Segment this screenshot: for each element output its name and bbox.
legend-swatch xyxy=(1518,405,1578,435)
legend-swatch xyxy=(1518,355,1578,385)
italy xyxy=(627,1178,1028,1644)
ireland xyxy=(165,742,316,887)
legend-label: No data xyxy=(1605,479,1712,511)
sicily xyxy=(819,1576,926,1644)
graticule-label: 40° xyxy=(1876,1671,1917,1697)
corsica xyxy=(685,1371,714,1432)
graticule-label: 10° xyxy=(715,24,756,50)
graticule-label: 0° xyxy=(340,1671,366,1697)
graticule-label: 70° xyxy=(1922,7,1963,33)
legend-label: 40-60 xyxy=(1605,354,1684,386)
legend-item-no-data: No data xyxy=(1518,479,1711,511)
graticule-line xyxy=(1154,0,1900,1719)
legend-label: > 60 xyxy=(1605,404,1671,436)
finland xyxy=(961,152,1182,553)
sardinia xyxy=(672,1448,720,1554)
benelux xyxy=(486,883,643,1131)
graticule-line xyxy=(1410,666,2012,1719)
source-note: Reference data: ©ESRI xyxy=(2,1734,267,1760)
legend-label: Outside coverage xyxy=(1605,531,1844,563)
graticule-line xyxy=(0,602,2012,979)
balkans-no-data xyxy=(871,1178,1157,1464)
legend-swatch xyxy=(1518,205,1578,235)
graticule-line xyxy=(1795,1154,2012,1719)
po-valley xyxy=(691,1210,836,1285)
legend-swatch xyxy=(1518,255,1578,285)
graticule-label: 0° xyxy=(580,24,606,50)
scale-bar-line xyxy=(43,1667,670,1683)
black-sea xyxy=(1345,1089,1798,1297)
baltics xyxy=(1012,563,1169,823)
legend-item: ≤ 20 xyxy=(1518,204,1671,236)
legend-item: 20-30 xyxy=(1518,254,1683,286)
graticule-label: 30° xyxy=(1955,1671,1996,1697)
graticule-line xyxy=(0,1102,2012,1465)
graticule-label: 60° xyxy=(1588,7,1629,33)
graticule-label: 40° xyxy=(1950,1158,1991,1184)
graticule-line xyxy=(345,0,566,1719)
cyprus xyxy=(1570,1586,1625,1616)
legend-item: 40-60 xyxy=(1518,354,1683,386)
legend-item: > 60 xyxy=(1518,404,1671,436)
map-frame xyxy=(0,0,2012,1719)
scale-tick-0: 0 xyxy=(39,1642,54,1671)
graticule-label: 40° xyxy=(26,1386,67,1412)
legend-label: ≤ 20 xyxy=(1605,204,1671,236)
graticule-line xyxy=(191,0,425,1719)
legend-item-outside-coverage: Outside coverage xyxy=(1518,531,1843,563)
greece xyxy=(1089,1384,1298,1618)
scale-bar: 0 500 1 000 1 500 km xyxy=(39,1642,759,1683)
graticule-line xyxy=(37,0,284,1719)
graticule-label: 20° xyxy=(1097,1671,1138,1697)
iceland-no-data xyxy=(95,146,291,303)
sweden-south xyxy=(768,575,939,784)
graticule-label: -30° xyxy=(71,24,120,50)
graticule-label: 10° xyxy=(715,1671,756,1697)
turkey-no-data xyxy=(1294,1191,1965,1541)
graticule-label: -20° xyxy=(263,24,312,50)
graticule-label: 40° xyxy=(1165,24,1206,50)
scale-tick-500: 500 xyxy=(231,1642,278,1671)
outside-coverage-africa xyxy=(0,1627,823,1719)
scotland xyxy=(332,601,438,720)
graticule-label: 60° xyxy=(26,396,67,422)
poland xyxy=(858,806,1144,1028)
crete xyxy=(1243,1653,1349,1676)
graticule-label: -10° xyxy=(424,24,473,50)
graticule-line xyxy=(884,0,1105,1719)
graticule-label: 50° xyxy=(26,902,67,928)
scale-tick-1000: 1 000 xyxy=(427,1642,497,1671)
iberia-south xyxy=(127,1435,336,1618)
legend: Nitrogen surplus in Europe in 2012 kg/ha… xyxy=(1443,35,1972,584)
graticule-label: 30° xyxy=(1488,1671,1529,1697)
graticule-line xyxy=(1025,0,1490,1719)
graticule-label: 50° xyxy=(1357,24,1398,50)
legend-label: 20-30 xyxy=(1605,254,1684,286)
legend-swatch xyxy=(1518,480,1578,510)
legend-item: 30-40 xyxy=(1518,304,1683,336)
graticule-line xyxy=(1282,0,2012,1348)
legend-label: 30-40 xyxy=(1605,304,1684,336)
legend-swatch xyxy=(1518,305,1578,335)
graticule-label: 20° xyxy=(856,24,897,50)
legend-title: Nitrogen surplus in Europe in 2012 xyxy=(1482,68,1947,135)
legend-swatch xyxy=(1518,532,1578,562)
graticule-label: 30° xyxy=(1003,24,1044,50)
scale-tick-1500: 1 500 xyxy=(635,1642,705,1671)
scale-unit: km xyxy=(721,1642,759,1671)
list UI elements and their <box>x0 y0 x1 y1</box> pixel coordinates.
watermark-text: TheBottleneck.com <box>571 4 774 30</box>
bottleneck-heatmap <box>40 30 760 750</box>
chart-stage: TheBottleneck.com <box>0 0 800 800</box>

—————

EXERCISE DIRECTIONS |
Copy every line in the items above that contains the string "south".

THE ANSWER |
sweden-south xyxy=(768,575,939,784)
iberia-south xyxy=(127,1435,336,1618)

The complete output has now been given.